Retype all of the data exactly as given.

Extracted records
━━━━━━━━━━━━━━━━━━━━━━━━━━━━━━
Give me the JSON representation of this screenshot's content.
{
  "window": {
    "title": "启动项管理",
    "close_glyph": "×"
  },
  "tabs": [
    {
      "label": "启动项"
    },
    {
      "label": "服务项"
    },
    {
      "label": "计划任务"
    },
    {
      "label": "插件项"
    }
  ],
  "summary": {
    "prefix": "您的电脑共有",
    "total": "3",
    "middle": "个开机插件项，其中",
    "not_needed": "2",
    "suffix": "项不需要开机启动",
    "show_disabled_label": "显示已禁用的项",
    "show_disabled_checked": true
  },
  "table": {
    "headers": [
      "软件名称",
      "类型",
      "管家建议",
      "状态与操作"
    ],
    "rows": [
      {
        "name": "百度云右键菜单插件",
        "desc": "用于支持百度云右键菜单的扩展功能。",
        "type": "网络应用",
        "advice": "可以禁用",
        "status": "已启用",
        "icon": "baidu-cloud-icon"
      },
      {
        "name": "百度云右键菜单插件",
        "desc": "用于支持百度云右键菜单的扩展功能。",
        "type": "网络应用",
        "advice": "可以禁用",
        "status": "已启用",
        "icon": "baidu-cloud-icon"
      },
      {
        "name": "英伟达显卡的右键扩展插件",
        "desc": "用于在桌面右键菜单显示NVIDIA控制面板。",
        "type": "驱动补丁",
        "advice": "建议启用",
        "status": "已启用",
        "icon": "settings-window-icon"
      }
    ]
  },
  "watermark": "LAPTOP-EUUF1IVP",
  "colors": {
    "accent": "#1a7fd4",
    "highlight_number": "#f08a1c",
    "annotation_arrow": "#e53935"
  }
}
━━━━━━━━━━━━━━━━━━━━━━━━━━━━━━
**CORRECT RESULT:**
Give me the JSON representation of this screenshot's content.
{
  "window": {
    "title": "启动项管理",
    "close_glyph": "×"
  },
  "tabs": [
    {
      "label": "启动项"
    },
    {
      "label": "服务项"
    },
    {
      "label": "计划任务"
    },
    {
      "label": "插件项"
    }
  ],
  "summary": {
    "prefix": "您的电脑共有",
    "total": "3",
    "middle": "个开机插件项，其中",
    "not_needed": "2",
    "suffix": "项不需要开机启动",
    "show_disabled_label": "显示已禁用的项",
    "show_disabled_checked": true
  },
  "table": {
    "headers": [
      "软件名称",
      "类型",
      "管家建议",
      "状态与操作"
    ],
    "rows": [
      {
        "name": "百度云右键菜单插件",
        "desc": "用于支持百度云右键菜单的扩展功能。",
        "type": "网络应用",
        "advice": "可以禁用",
        "status": "已启用",
        "icon": "baidu-cloud-icon"
      },
      {
        "name": "百度云右键菜单插件",
        "desc": "用于支持百度云右键菜单的扩展功能。",
        "type": "网络应用",
        "advice": "可以禁用",
        "status": "已启用",
        "icon": "baidu-cloud-icon"
      },
      {
        "name": "英伟达显卡的右键扩展插件",
        "desc": "用于在桌面右键菜单显示NVIDIA控制面板。",
        "type": "驱动补丁",
        "advice": "建议启用",
        "status": "已启用",
        "icon": "settings-window-icon"
      }
    ]
  },
  "watermark": "LAPTOP-EUUF1IVP",
  "colors": {
    "accent": "#1a7fd4",
    "highlight_number": "#f08a1c",
    "annotation_arrow": "#e53935"
  }
}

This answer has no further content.